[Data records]
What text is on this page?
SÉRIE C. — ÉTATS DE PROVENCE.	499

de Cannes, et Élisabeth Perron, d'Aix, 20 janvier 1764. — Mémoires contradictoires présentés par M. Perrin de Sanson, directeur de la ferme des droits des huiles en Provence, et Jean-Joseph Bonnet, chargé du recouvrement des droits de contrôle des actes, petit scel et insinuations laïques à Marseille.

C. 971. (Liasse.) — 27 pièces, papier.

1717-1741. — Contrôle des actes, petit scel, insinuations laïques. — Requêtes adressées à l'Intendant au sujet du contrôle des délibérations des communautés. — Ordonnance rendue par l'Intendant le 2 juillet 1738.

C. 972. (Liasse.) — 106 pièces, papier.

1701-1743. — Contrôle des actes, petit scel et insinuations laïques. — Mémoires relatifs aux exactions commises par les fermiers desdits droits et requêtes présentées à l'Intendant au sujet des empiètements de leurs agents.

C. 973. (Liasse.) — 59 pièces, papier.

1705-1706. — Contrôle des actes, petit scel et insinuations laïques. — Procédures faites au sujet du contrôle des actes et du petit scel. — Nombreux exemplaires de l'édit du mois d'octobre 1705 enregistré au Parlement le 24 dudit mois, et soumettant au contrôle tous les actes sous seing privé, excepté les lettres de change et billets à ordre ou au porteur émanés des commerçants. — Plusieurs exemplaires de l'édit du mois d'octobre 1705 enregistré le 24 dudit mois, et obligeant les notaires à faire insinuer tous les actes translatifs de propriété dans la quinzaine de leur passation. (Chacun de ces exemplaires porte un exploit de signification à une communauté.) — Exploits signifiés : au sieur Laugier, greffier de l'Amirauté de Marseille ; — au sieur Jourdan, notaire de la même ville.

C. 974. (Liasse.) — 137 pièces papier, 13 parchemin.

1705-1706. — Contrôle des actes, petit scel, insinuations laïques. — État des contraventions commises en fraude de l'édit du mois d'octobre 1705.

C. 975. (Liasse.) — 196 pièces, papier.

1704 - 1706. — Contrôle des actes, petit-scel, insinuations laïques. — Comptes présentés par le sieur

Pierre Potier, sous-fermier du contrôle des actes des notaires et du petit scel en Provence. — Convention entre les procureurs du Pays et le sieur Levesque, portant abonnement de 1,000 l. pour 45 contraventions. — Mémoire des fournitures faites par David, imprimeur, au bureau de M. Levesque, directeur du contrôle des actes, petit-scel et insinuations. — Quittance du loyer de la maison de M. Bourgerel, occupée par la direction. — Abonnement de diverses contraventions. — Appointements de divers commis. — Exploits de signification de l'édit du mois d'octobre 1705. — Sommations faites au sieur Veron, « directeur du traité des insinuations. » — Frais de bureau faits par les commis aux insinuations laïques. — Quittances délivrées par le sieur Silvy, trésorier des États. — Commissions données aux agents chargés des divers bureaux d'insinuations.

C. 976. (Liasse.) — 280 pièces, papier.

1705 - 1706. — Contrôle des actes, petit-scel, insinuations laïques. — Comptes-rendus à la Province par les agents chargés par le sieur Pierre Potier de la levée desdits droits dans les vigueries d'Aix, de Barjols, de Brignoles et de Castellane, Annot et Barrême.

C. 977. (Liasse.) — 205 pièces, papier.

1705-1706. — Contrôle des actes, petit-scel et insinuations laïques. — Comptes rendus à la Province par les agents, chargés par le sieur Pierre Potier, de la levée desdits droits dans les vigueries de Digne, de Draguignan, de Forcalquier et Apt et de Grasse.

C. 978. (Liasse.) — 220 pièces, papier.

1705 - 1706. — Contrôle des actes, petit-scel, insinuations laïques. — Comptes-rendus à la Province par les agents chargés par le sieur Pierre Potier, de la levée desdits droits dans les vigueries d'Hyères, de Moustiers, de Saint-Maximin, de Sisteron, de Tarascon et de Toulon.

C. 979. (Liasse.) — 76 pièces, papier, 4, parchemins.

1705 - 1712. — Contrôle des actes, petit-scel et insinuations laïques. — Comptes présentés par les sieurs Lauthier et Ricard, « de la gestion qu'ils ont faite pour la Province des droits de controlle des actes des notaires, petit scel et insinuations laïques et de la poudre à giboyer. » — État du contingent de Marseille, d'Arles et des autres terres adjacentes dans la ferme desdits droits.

TASK TO COMPLETE → State the count of lines holding the string "Liasse" in the listing above, and nothing else.

FINAL RESULT → 9